§ **INFORMATION PROVIDED**
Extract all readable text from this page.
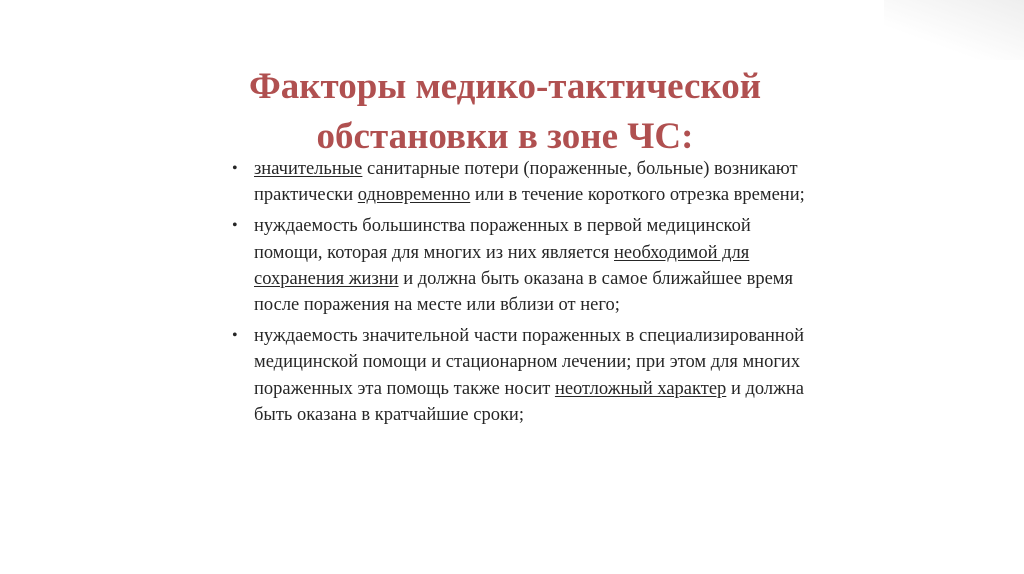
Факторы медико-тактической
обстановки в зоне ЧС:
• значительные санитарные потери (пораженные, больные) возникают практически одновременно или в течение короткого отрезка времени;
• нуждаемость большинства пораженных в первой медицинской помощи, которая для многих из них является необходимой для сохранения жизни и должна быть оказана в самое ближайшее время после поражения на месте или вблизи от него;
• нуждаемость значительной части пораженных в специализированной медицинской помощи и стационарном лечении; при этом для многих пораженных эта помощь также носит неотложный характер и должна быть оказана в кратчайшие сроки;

§ **REQUIREMENTS**
The answer is a single number: how many lines include the word "помощи"?

§ **RESPONSE**
2